**Written request:** Locate each line with the string "承试五级" in the listing below and copy it.

[Extracted records]
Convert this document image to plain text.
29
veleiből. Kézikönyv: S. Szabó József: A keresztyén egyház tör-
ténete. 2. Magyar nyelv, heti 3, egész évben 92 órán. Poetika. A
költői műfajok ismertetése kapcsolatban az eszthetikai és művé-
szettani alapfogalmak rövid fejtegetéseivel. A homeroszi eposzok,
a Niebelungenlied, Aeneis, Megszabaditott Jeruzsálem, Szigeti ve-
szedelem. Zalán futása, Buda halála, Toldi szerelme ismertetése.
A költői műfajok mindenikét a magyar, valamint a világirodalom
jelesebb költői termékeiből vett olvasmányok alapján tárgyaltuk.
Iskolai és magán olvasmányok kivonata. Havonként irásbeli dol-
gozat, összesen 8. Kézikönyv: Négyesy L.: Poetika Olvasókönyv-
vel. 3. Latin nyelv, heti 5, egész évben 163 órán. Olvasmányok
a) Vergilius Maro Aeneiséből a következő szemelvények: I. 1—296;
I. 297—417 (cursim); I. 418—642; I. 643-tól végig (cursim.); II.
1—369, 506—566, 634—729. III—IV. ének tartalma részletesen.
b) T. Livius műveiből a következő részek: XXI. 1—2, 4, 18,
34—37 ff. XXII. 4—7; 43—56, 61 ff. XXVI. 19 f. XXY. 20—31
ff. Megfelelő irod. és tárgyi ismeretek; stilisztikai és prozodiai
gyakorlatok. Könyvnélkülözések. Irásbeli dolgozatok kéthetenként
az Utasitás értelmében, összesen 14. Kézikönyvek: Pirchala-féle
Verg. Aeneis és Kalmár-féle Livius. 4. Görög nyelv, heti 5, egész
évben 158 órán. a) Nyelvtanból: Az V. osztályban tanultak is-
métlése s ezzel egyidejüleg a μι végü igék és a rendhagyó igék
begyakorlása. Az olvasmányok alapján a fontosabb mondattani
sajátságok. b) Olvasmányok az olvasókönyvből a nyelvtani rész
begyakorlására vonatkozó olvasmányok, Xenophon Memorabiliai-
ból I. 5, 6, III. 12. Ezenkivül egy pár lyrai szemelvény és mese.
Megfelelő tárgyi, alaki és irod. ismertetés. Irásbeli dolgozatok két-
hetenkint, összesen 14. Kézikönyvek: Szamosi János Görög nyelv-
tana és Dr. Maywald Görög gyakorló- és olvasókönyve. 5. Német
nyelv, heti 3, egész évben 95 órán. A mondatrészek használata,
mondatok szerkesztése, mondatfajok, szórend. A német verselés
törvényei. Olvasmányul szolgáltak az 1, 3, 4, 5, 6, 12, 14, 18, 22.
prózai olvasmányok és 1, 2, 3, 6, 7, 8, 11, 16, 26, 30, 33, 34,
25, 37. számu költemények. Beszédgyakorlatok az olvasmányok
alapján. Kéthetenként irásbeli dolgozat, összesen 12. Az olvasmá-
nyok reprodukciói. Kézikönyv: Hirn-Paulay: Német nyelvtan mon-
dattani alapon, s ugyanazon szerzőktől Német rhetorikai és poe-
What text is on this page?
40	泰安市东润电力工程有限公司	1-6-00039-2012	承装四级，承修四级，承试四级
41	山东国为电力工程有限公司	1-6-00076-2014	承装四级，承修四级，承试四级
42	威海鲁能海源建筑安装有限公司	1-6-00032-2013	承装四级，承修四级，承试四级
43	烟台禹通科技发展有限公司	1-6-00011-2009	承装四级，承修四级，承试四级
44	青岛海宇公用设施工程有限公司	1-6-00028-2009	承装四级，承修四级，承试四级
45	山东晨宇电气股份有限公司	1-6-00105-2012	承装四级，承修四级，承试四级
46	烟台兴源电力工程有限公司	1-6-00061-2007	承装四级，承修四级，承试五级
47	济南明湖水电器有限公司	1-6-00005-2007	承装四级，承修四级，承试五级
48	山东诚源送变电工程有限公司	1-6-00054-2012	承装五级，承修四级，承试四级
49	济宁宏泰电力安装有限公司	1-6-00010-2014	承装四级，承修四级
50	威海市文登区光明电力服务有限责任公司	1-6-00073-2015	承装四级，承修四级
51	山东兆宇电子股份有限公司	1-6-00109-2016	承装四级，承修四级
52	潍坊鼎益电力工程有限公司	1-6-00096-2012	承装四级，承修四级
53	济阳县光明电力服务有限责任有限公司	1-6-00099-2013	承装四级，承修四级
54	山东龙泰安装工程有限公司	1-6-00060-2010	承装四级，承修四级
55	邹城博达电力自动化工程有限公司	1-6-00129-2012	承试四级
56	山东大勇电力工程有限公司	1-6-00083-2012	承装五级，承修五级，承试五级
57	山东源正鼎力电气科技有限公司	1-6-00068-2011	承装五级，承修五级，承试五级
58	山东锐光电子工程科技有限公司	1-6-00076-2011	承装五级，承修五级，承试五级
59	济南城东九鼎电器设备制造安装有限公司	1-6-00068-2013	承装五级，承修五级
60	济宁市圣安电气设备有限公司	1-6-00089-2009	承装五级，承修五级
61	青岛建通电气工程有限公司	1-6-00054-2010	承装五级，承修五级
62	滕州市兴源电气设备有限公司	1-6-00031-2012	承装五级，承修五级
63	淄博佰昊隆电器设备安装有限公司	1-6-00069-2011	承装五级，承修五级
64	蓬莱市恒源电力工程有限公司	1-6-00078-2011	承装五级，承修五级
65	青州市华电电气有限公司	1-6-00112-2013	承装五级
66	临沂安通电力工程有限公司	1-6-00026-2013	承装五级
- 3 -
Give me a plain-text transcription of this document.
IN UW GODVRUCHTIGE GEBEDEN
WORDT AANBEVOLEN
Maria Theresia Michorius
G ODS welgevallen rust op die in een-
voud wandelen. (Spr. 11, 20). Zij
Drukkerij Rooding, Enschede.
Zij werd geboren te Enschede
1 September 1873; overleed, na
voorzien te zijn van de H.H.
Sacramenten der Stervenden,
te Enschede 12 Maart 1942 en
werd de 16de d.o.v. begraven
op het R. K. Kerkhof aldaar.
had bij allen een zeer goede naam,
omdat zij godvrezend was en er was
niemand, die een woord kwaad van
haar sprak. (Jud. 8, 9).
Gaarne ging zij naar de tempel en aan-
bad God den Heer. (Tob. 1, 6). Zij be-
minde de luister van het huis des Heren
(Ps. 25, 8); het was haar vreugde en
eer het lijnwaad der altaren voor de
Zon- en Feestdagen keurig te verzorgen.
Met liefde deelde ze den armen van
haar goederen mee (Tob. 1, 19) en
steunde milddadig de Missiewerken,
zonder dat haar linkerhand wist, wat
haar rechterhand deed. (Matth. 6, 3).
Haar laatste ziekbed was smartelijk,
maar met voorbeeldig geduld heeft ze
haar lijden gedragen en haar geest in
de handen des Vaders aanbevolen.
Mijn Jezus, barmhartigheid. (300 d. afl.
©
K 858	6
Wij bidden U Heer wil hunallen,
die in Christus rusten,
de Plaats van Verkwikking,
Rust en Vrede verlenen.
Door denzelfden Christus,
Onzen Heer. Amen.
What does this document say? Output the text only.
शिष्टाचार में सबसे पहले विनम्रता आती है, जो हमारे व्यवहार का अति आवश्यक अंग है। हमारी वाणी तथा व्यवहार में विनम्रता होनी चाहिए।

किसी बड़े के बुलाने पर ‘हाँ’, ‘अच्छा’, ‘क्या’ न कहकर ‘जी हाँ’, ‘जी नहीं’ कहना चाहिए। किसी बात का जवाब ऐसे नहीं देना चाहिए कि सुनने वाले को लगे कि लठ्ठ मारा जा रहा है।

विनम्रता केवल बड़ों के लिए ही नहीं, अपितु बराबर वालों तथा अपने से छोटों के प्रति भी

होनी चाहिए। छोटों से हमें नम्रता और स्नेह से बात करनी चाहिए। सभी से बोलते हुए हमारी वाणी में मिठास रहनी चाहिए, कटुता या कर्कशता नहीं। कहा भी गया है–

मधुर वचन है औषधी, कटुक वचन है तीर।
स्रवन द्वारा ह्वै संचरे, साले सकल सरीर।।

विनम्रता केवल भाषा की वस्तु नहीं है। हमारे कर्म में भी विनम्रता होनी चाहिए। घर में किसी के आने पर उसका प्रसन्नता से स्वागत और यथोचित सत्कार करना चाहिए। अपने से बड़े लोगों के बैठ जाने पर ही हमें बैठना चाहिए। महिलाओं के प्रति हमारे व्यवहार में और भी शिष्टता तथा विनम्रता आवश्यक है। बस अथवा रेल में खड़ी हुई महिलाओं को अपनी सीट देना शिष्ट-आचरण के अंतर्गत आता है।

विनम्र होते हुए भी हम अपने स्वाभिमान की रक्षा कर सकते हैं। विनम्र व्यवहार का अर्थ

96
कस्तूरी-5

**Answer for this exercise:**
46	烟台兴源电力工程有限公司	1-6-00061-2007	承装四级，承修四级，承试五级
47	济南明湖水电器有限公司	1-6-00005-2007	承装四级，承修四级，承试五级
56	山东大勇电力工程有限公司	1-6-00083-2012	承装五级，承修五级，承试五级
57	山东源正鼎力电气科技有限公司	1-6-00068-2011	承装五级，承修五级，承试五级
58	山东锐光电子工程科技有限公司	1-6-00076-2011	承装五级，承修五级，承试五级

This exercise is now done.